◆ What to do: Copy the listing lines verbatim, from the line containing "chevron-right-icon[interactable]: ▸ [40,223,54,238]" to the line containing "output-line: CREATE TABLE", inclusive of both.

(Rows from a layout dataset)

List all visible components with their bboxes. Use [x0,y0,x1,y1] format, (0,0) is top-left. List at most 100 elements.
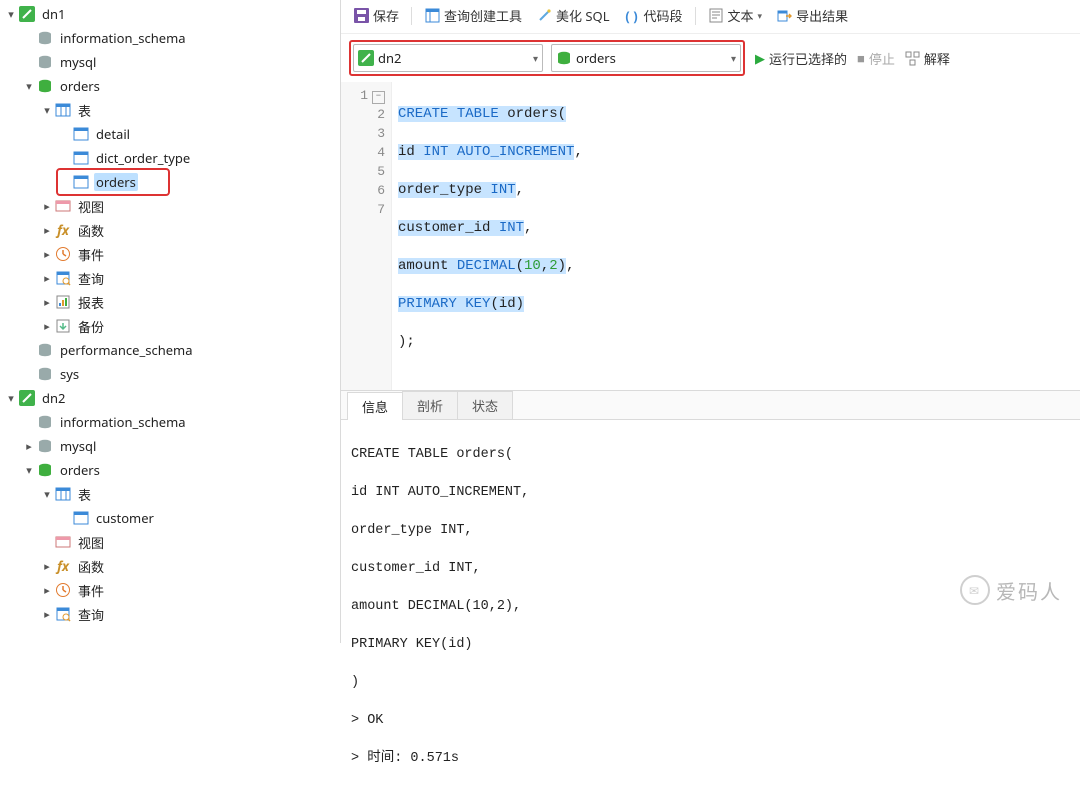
chevron-right-icon[interactable]: ▸ [40,223,54,238]
code-area[interactable]: CREATE TABLE orders( id INT AUTO_INCREME… [392,82,1080,390]
export-icon [776,8,792,24]
tree-table-detail[interactable]: detail [4,122,340,146]
chevron-right-icon[interactable]: ▸ [40,271,54,286]
sql-editor[interactable]: 1− 2 3 4 5 6 7 CREATE TABLE orders( id I… [341,82,1080,391]
document-icon [708,8,724,24]
tree-folder-views-2[interactable]: 视图 [4,530,340,554]
tree-db-orders-2[interactable]: ▾ orders [4,458,340,482]
output-line: CREATE TABLE orders( [351,445,1070,464]
output-line: id INT AUTO_INCREMENT, [351,483,1070,502]
output-line: > OK [351,711,1070,730]
tree-db-mysql-2[interactable]: ▸ mysql [4,434,340,458]
run-selected-button[interactable]: ▶ 运行已选择的 [755,49,847,68]
button-label: 文本 [728,6,754,25]
line-gutter: 1− 2 3 4 5 6 7 [341,82,392,390]
database-icon [36,341,54,359]
database-tree: ▾ dn1 information_schema mysql ▾ orders [0,0,340,643]
tree-folder-functions-2[interactable]: ▸ fx 函数 [4,554,340,578]
chevron-right-icon[interactable]: ▸ [22,439,36,454]
wechat-icon: ✉ [960,575,990,605]
tree-db-orders[interactable]: ▾ orders [4,74,340,98]
chevron-right-icon[interactable]: ▸ [40,583,54,598]
chevron-down-icon[interactable]: ▾ [4,391,18,406]
fold-icon[interactable]: − [372,91,385,104]
database-icon [36,437,54,455]
explain-button[interactable]: 解释 [905,49,950,68]
chevron-right-icon[interactable]: ▸ [40,199,54,214]
tree-folder-queries-2[interactable]: ▸ 查询 [4,602,340,626]
output-pane[interactable]: CREATE TABLE orders( id INT AUTO_INCREME… [341,420,1080,812]
tree-label: orders [58,77,102,95]
tree-db-sys[interactable]: sys [4,362,340,386]
tree-label: 视图 [76,533,106,552]
table-icon [72,509,90,527]
connection-icon [358,50,374,66]
tree-folder-events-2[interactable]: ▸ 事件 [4,578,340,602]
chevron-right-icon[interactable]: ▸ [40,295,54,310]
chevron-right-icon[interactable]: ▸ [40,607,54,622]
stop-button[interactable]: ■ 停止 [857,49,895,68]
tree-label: dn2 [40,389,67,407]
watermark: ✉ 爱码人 [960,575,1062,605]
tree-folder-functions[interactable]: ▸ fx 函数 [4,218,340,242]
chevron-down-icon[interactable]: ▾ [40,103,54,118]
tab-profile[interactable]: 剖析 [402,391,458,419]
queries-icon [54,605,72,623]
events-icon [54,581,72,599]
editor-toolbar: 保存 查询创建工具 美化 SQL ( ) 代码段 文本 ▾ [341,0,1080,34]
beautify-button[interactable]: 美化 SQL [532,4,613,27]
tree-label: 查询 [76,605,106,624]
chevron-down-icon[interactable]: ▾ [22,79,36,94]
tree-label: dict_order_type [94,149,192,167]
tree-connection-dn2[interactable]: ▾ dn2 [4,386,340,410]
connection-select[interactable]: dn2 ▾ [353,44,543,72]
table-icon [72,149,90,167]
play-icon: ▶ [755,49,765,67]
tree-connection-dn1[interactable]: ▾ dn1 [4,2,340,26]
tree-table-dict-order-type[interactable]: dict_order_type [4,146,340,170]
reports-icon [54,293,72,311]
tree-label: 查询 [76,269,106,288]
tree-folder-queries[interactable]: ▸ 查询 [4,266,340,290]
tree-folder-events[interactable]: ▸ 事件 [4,242,340,266]
builder-icon [424,8,440,24]
tree-label: 函数 [76,557,106,576]
tree-folder-tables-2[interactable]: ▾ 表 [4,482,340,506]
tree-label: 视图 [76,197,106,216]
query-builder-button[interactable]: 查询创建工具 [420,4,526,27]
tree-db-mysql[interactable]: mysql [4,50,340,74]
text-button[interactable]: 文本 ▾ [704,4,767,27]
tree-table-customer[interactable]: customer [4,506,340,530]
run-bar: dn2 ▾ orders ▾ ▶ 运行已选择的 ■ 停止 解释 [341,34,1080,82]
chevron-right-icon[interactable]: ▸ [40,559,54,574]
export-button[interactable]: 导出结果 [772,4,852,27]
tree-db-information-schema[interactable]: information_schema [4,26,340,50]
save-button[interactable]: 保存 [349,4,403,27]
chevron-down-icon[interactable]: ▾ [4,7,18,22]
chevron-down-icon[interactable]: ▾ [22,463,36,478]
combo-value: dn2 [378,49,401,67]
tree-folder-views[interactable]: ▸ 视图 [4,194,340,218]
button-label: 代码段 [644,6,683,25]
chevron-right-icon[interactable]: ▸ [40,247,54,262]
tree-folder-reports[interactable]: ▸ 报表 [4,290,340,314]
schema-select[interactable]: orders ▾ [551,44,741,72]
tab-info[interactable]: 信息 [347,392,403,420]
button-label: 美化 SQL [556,6,609,25]
chevron-right-icon[interactable]: ▸ [40,319,54,334]
snippet-button[interactable]: ( ) 代码段 [620,4,687,27]
chevron-down-icon[interactable]: ▾ [40,487,54,502]
chevron-down-icon: ▾ [533,51,538,65]
tree-label: mysql [58,53,98,71]
tab-status[interactable]: 状态 [457,391,513,419]
tree-table-orders[interactable]: orders [58,170,168,194]
output-line: > 时间: 0.571s [351,749,1070,768]
output-line: PRIMARY KEY(id) [351,635,1070,654]
tree-folder-backup[interactable]: ▸ 备份 [4,314,340,338]
tree-db-performance-schema[interactable]: performance_schema [4,338,340,362]
tree-db-information-schema-2[interactable]: information_schema [4,410,340,434]
explain-icon [905,51,920,66]
stop-icon: ■ [857,49,865,67]
tree-folder-tables[interactable]: ▾ 表 [4,98,340,122]
tables-icon [54,101,72,119]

◆ Exercise output:
chevron-right-icon[interactable]: ▸ [40,223,54,238]
code-area[interactable]: CREATE TABLE orders( id INT AUTO_INCREME… [392,82,1080,390]
export-icon [776,8,792,24]
tree-table-detail[interactable]: detail [4,122,340,146]
chevron-right-icon[interactable]: ▸ [40,271,54,286]
sql-editor[interactable]: 1− 2 3 4 5 6 7 CREATE TABLE orders( id I… [341,82,1080,391]
document-icon [708,8,724,24]
tree-folder-views-2[interactable]: 视图 [4,530,340,554]
tree-db-orders-2[interactable]: ▾ orders [4,458,340,482]
output-line: CREATE TABLE orders( [351,445,1070,464]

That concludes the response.